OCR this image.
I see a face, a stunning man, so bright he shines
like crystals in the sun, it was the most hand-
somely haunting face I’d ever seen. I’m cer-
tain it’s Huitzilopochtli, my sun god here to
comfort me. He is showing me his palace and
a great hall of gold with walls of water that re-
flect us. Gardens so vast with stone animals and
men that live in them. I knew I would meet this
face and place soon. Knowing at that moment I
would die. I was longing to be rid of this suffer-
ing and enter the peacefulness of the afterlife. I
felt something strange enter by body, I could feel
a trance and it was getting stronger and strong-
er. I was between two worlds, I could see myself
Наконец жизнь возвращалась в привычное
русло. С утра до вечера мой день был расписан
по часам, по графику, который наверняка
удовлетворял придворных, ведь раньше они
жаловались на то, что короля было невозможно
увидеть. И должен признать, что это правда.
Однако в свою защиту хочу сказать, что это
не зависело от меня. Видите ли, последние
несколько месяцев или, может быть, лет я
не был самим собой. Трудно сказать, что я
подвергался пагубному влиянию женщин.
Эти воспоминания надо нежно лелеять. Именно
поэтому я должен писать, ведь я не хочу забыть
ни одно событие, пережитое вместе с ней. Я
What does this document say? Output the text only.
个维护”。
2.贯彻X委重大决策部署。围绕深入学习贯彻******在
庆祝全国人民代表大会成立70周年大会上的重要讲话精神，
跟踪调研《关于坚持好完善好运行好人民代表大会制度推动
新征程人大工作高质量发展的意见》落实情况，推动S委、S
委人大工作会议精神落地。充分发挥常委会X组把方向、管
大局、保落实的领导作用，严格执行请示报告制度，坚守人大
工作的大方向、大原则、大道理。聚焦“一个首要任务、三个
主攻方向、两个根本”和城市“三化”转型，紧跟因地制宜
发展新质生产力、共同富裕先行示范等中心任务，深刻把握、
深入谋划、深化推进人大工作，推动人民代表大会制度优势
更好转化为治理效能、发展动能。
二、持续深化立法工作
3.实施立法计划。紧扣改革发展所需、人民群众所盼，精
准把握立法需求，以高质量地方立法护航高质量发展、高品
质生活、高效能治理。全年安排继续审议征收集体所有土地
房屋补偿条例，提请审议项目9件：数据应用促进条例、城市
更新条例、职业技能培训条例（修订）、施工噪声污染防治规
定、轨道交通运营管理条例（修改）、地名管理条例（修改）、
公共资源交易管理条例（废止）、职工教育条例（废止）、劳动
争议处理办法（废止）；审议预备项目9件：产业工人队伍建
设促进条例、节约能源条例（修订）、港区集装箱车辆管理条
------------------------------------------------------------------------
● **Exercise**:
Go back to the listing above and please repeat it exactly.

● **Final result**:
OCR this image.
I see a face, a stunning man, so bright he shines
like crystals in the sun, it was the most hand-
somely haunting face I’d ever seen. I’m cer-
tain it’s Huitzilopochtli, my sun god here to
comfort me. He is showing me his palace and
a great hall of gold with walls of water that re-
flect us. Gardens so vast with stone animals and
men that live in them. I knew I would meet this
face and place soon. Knowing at that moment I
would die. I was longing to be rid of this suffer-
ing and enter the peacefulness of the afterlife. I
felt something strange enter by body, I could feel
a trance and it was getting stronger and strong-
er. I was between two worlds, I could see myself
Наконец жизнь возвращалась в привычное
русло. С утра до вечера мой день был расписан
по часам, по графику, который наверняка
удовлетворял придворных, ведь раньше они
жаловались на то, что короля было невозможно
увидеть. И должен признать, что это правда.
Однако в свою защиту хочу сказать, что это
не зависело от меня. Видите ли, последние
несколько месяцев или, может быть, лет я
не был самим собой. Трудно сказать, что я
подвергался пагубному влиянию женщин.
Эти воспоминания надо нежно лелеять. Именно
поэтому я должен писать, ведь я не хочу забыть
ни одно событие, пережитое вместе с ней. Я
What does this document say? Output the text only.
个维护”。
2.贯彻X委重大决策部署。围绕深入学习贯彻******在
庆祝全国人民代表大会成立70周年大会上的重要讲话精神，
跟踪调研《关于坚持好完善好运行好人民代表大会制度推动
新征程人大工作高质量发展的意见》落实情况，推动S委、S
委人大工作会议精神落地。充分发挥常委会X组把方向、管
大局、保落实的领导作用，严格执行请示报告制度，坚守人大
工作的大方向、大原则、大道理。聚焦“一个首要任务、三个
主攻方向、两个根本”和城市“三化”转型，紧跟因地制宜
发展新质生产力、共同富裕先行示范等中心任务，深刻把握、
深入谋划、深化推进人大工作，推动人民代表大会制度优势
更好转化为治理效能、发展动能。
二、持续深化立法工作
3.实施立法计划。紧扣改革发展所需、人民群众所盼，精
准把握立法需求，以高质量地方立法护航高质量发展、高品
质生活、高效能治理。全年安排继续审议征收集体所有土地
房屋补偿条例，提请审议项目9件：数据应用促进条例、城市
更新条例、职业技能培训条例（修订）、施工噪声污染防治规
定、轨道交通运营管理条例（修改）、地名管理条例（修改）、
公共资源交易管理条例（废止）、职工教育条例（废止）、劳动
争议处理办法（废止）；审议预备项目9件：产业工人队伍建
设促进条例、节约能源条例（修订）、港区集装箱车辆管理条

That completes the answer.